→ Directions: Echo the stretch of the listing from its start through the line containing "table-field-row: email VARCHAR", with both ends included, reproducing each line unchanged.

→ Entries supplied:
────────────────

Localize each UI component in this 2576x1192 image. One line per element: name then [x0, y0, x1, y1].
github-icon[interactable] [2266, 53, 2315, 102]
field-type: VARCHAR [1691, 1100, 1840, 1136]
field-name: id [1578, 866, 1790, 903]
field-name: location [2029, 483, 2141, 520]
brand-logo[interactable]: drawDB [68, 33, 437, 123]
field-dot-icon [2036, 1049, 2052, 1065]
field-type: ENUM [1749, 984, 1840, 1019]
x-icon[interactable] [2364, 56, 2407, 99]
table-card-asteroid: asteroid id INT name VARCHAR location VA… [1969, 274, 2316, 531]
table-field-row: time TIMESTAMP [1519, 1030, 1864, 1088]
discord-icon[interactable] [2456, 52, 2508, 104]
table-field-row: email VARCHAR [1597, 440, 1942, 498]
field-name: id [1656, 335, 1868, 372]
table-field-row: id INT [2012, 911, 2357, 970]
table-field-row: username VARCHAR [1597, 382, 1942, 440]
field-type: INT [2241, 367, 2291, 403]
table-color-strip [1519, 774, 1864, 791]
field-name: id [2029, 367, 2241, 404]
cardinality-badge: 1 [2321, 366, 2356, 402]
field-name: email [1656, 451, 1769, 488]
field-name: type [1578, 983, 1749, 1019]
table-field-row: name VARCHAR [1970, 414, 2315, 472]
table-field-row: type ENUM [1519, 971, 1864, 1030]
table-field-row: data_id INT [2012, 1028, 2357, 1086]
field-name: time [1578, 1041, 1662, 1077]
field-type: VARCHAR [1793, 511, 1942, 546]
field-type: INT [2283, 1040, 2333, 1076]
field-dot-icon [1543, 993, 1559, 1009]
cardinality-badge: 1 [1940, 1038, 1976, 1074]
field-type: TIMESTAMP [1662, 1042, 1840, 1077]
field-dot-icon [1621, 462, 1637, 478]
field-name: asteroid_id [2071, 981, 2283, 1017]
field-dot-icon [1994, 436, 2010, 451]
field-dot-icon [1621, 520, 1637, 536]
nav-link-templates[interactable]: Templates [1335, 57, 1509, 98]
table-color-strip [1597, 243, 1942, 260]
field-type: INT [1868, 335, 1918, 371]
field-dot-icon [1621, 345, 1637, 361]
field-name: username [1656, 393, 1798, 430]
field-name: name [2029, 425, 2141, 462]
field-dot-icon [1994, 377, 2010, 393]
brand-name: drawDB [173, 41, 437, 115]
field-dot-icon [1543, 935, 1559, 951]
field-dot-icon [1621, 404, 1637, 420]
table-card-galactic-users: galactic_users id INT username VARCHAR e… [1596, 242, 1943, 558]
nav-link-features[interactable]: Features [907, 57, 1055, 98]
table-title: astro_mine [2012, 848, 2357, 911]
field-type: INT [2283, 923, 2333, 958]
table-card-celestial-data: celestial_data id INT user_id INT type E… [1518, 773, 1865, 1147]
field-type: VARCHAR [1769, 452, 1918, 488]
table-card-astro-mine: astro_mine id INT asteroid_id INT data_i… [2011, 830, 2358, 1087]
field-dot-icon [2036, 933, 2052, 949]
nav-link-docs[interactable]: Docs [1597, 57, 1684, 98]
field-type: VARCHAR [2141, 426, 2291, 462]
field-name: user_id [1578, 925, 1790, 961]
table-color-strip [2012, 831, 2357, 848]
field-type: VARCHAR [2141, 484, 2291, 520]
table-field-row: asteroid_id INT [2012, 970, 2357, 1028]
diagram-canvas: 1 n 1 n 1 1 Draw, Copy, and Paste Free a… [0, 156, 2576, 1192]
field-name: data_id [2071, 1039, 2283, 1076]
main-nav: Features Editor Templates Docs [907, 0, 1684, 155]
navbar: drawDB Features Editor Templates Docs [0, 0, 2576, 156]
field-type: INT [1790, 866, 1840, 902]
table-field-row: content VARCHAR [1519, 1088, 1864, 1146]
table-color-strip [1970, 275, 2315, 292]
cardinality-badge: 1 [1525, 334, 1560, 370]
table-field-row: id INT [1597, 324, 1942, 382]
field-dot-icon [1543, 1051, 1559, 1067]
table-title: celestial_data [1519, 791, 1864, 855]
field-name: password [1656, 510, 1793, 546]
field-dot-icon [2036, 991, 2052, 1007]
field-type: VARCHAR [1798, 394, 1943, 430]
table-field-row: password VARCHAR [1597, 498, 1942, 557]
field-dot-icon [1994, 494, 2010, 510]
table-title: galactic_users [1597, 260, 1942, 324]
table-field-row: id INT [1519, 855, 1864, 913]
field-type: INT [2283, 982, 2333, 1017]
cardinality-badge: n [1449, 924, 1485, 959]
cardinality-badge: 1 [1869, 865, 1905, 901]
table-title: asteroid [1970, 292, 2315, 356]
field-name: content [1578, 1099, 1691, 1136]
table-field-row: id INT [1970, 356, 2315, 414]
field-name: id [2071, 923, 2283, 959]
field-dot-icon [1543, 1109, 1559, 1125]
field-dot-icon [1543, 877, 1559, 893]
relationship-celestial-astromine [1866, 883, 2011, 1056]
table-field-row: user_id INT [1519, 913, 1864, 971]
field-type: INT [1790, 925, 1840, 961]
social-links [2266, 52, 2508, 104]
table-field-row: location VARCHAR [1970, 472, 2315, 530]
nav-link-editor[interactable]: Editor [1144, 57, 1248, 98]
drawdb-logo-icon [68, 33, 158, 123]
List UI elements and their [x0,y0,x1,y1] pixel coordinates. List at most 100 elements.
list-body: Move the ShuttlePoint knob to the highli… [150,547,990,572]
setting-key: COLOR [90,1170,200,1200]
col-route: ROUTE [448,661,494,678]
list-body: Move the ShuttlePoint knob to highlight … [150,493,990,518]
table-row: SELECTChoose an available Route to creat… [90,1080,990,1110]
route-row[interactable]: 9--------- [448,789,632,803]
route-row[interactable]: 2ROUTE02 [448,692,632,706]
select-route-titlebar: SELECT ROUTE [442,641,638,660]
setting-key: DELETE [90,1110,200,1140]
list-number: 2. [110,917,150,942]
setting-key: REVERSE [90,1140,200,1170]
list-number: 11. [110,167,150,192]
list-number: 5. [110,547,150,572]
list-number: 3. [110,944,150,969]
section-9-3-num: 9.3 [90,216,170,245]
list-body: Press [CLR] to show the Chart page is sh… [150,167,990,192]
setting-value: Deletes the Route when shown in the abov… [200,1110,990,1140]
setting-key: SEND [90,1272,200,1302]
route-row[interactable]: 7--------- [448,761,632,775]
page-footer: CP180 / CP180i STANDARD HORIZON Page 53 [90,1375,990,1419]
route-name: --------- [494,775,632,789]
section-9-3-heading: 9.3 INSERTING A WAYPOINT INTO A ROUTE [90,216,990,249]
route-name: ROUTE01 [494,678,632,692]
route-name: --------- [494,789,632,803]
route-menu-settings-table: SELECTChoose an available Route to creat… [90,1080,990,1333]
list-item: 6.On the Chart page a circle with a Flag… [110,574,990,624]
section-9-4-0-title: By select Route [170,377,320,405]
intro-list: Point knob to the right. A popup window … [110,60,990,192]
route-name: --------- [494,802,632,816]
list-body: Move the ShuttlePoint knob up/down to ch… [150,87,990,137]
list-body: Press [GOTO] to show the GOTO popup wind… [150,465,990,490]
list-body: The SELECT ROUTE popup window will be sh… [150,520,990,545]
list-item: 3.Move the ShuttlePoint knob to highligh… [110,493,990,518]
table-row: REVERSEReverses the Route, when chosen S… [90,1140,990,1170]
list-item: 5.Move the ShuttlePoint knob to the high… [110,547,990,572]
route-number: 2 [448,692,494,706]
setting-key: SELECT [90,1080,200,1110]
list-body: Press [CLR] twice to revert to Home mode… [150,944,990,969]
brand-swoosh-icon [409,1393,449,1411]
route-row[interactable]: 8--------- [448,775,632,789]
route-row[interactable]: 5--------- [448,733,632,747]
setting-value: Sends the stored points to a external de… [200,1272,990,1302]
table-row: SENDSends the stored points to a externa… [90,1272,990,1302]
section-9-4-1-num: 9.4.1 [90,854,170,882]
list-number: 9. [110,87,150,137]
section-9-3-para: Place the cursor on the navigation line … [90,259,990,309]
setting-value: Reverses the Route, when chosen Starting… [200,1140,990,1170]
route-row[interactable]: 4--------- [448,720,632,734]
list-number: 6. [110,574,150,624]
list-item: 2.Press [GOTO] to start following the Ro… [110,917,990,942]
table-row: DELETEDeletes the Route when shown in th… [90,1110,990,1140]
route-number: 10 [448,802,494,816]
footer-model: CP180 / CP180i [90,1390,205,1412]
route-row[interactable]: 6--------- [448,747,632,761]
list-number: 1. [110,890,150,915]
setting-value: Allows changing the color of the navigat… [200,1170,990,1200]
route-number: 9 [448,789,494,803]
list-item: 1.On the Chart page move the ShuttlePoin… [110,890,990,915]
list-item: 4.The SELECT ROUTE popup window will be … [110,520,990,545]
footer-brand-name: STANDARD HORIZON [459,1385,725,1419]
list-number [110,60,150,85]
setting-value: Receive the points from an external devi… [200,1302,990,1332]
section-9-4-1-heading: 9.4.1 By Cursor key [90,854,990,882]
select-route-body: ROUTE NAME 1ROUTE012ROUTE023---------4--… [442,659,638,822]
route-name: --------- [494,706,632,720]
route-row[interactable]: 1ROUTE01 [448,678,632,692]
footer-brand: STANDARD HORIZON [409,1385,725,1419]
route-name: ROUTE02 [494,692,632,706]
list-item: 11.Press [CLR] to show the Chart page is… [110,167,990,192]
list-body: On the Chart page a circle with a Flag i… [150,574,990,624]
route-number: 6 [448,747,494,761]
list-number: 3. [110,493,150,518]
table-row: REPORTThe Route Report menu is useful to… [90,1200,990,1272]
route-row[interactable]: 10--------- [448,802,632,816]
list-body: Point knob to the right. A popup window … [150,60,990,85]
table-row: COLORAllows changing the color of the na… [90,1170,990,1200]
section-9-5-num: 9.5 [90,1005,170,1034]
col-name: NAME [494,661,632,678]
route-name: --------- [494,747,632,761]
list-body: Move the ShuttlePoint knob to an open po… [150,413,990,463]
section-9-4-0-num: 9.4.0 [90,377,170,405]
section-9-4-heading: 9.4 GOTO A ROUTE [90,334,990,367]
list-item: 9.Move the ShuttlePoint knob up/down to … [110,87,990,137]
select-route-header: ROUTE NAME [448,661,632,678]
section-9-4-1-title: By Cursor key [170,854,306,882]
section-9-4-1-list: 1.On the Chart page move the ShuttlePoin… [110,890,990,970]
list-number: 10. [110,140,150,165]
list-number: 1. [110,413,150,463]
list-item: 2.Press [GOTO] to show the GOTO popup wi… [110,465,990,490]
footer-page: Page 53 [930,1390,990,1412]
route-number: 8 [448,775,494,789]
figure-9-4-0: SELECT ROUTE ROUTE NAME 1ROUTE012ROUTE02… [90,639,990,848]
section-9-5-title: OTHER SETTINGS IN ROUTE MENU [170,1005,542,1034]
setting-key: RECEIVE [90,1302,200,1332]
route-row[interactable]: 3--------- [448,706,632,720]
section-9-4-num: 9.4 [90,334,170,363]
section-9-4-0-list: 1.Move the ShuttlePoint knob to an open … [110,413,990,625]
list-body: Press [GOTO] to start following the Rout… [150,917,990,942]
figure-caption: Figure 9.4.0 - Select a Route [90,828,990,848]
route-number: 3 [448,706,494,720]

────────────────

→ Complete output:
Localize each UI component in this 2576x1192 image. One line per element: name then [x0, y0, x1, y1].
github-icon[interactable] [2266, 53, 2315, 102]
field-type: VARCHAR [1691, 1100, 1840, 1136]
field-name: id [1578, 866, 1790, 903]
field-name: location [2029, 483, 2141, 520]
brand-logo[interactable]: drawDB [68, 33, 437, 123]
field-dot-icon [2036, 1049, 2052, 1065]
field-type: ENUM [1749, 984, 1840, 1019]
x-icon[interactable] [2364, 56, 2407, 99]
table-card-asteroid: asteroid id INT name VARCHAR location VA… [1969, 274, 2316, 531]
table-field-row: time TIMESTAMP [1519, 1030, 1864, 1088]
discord-icon[interactable] [2456, 52, 2508, 104]
table-field-row: email VARCHAR [1597, 440, 1942, 498]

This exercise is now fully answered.